** BEGIN Records to process **
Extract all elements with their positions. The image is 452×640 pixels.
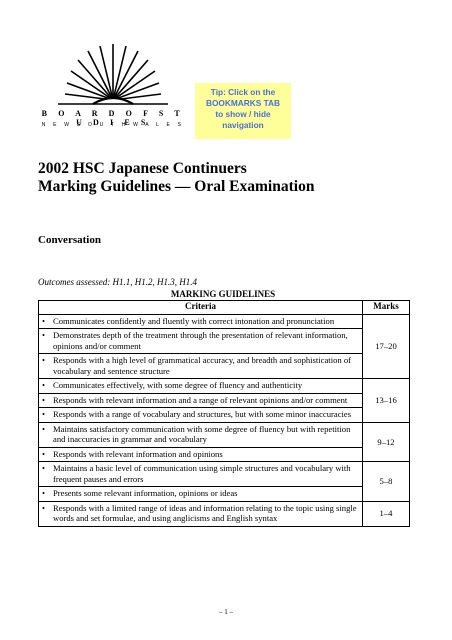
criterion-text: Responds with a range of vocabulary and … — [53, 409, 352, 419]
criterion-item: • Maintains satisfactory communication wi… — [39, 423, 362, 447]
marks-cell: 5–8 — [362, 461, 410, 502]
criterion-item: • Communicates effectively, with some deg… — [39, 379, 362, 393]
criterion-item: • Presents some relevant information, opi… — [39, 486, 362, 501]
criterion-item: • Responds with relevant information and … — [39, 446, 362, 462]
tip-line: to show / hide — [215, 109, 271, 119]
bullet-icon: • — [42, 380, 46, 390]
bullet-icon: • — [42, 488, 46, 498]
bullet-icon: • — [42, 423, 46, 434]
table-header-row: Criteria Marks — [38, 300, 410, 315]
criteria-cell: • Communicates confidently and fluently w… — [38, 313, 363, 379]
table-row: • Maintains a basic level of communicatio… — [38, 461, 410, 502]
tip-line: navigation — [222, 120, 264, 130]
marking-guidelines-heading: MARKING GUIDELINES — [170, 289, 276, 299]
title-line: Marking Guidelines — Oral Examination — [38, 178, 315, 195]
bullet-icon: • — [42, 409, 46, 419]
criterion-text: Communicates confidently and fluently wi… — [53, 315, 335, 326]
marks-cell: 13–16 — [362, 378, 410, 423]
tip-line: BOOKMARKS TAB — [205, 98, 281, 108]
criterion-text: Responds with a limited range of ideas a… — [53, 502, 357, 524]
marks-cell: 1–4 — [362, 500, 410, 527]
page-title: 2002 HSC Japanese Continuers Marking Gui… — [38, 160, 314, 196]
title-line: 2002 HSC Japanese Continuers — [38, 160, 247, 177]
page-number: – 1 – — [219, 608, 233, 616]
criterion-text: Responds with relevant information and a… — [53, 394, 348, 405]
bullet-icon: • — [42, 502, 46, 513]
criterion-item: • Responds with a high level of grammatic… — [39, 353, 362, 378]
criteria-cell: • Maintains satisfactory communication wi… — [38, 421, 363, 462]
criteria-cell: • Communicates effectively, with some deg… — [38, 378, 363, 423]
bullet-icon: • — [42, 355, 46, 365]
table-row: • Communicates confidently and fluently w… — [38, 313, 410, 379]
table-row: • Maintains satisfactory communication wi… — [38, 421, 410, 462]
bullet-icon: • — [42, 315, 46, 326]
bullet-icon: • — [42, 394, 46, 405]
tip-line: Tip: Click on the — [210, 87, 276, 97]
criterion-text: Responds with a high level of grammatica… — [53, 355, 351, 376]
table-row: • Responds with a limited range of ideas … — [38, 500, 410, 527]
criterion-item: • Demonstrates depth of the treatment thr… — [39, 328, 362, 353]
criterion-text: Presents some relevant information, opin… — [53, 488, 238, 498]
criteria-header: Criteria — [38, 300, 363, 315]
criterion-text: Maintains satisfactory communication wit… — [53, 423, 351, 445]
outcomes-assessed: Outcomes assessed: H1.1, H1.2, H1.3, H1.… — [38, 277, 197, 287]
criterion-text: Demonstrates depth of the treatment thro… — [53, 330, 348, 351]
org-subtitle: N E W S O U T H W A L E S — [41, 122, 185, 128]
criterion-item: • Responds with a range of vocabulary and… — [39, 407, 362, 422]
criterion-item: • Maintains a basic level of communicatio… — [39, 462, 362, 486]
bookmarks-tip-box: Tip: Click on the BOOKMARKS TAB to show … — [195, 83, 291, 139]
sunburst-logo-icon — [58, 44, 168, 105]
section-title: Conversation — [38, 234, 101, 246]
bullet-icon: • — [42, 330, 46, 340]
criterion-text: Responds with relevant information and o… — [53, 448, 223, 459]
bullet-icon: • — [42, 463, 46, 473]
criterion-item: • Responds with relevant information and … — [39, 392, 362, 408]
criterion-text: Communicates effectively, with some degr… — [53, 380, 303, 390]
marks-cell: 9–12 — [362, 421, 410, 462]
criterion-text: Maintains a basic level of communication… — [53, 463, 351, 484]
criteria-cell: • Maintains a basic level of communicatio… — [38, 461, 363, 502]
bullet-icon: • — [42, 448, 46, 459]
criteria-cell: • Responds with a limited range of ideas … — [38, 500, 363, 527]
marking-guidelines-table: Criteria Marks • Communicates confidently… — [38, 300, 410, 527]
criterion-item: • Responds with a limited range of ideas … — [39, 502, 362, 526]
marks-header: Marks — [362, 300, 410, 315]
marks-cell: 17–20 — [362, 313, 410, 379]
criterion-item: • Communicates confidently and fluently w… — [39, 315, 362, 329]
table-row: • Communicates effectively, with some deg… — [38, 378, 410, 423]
** END Records to process **
Exercise aim – Could you reproduce, unchanged, the lines of the records from the line with "criterion-text: Responds with a range" up to and including the line with "bullet-icon: • — [42, 502, 46, 513]"?

Response –
criterion-text: Responds with a range of vocabulary and … — [53, 409, 352, 419]
criterion-item: • Maintains satisfactory communication wi… — [39, 423, 362, 447]
marks-cell: 5–8 — [362, 461, 410, 502]
criterion-item: • Communicates effectively, with some deg… — [39, 379, 362, 393]
criterion-item: • Presents some relevant information, opi… — [39, 486, 362, 501]
criterion-item: • Responds with relevant information and … — [39, 446, 362, 462]
tip-line: to show / hide — [215, 109, 271, 119]
bullet-icon: • — [42, 380, 46, 390]
bullet-icon: • — [42, 488, 46, 498]
bullet-icon: • — [42, 423, 46, 434]
table-header-row: Criteria Marks — [38, 300, 410, 315]
criteria-cell: • Communicates confidently and fluently w… — [38, 313, 363, 379]
table-row: • Maintains a basic level of communicatio… — [38, 461, 410, 502]
tip-line: navigation — [222, 120, 264, 130]
marking-guidelines-heading: MARKING GUIDELINES — [170, 289, 276, 299]
title-line: Marking Guidelines — Oral Examination — [38, 178, 315, 195]
bullet-icon: • — [42, 409, 46, 419]
criterion-text: Communicates confidently and fluently wi… — [53, 315, 335, 326]
marks-cell: 13–16 — [362, 378, 410, 423]
tip-line: BOOKMARKS TAB — [205, 98, 281, 108]
criterion-text: Responds with a limited range of ideas a… — [53, 502, 357, 524]
marks-cell: 1–4 — [362, 500, 410, 527]
page-title: 2002 HSC Japanese Continuers Marking Gui… — [38, 160, 314, 196]
title-line: 2002 HSC Japanese Continuers — [38, 160, 247, 177]
page-number: – 1 – — [219, 608, 233, 616]
criterion-text: Responds with relevant information and a… — [53, 394, 348, 405]
bullet-icon: • — [42, 502, 46, 513]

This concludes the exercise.